> **Stated exercise**
Your task is to give the data again, exactly, with every line intact.

> **Dataset records**
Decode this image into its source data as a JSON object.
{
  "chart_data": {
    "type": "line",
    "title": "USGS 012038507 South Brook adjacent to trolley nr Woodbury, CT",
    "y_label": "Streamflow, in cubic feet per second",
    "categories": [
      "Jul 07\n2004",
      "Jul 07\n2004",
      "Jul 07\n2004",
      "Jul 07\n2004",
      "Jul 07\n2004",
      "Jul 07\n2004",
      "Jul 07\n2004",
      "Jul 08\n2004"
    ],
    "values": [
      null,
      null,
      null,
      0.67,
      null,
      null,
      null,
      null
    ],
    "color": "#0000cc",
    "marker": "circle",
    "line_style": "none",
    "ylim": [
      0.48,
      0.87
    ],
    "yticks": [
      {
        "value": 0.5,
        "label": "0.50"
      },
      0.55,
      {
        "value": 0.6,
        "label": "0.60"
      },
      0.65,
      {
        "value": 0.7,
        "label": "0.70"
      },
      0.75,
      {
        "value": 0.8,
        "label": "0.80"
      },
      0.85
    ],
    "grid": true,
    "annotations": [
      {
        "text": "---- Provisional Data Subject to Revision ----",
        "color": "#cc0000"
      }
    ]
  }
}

> **Finished exercise**
Decode this image into its source data as a JSON object.
{
  "chart_data": {
    "type": "line",
    "title": "USGS 012038507 South Brook adjacent to trolley nr Woodbury, CT",
    "y_label": "Streamflow, in cubic feet per second",
    "categories": [
      "Jul 07\n2004",
      "Jul 07\n2004",
      "Jul 07\n2004",
      "Jul 07\n2004",
      "Jul 07\n2004",
      "Jul 07\n2004",
      "Jul 07\n2004",
      "Jul 08\n2004"
    ],
    "values": [
      null,
      null,
      null,
      0.67,
      null,
      null,
      null,
      null
    ],
    "color": "#0000cc",
    "marker": "circle",
    "line_style": "none",
    "ylim": [
      0.48,
      0.87
    ],
    "yticks": [
      {
        "value": 0.5,
        "label": "0.50"
      },
      0.55,
      {
        "value": 0.6,
        "label": "0.60"
      },
      0.65,
      {
        "value": 0.7,
        "label": "0.70"
      },
      0.75,
      {
        "value": 0.8,
        "label": "0.80"
      },
      0.85
    ],
    "grid": true,
    "annotations": [
      {
        "text": "---- Provisional Data Subject to Revision ----",
        "color": "#cc0000"
      }
    ]
  }
}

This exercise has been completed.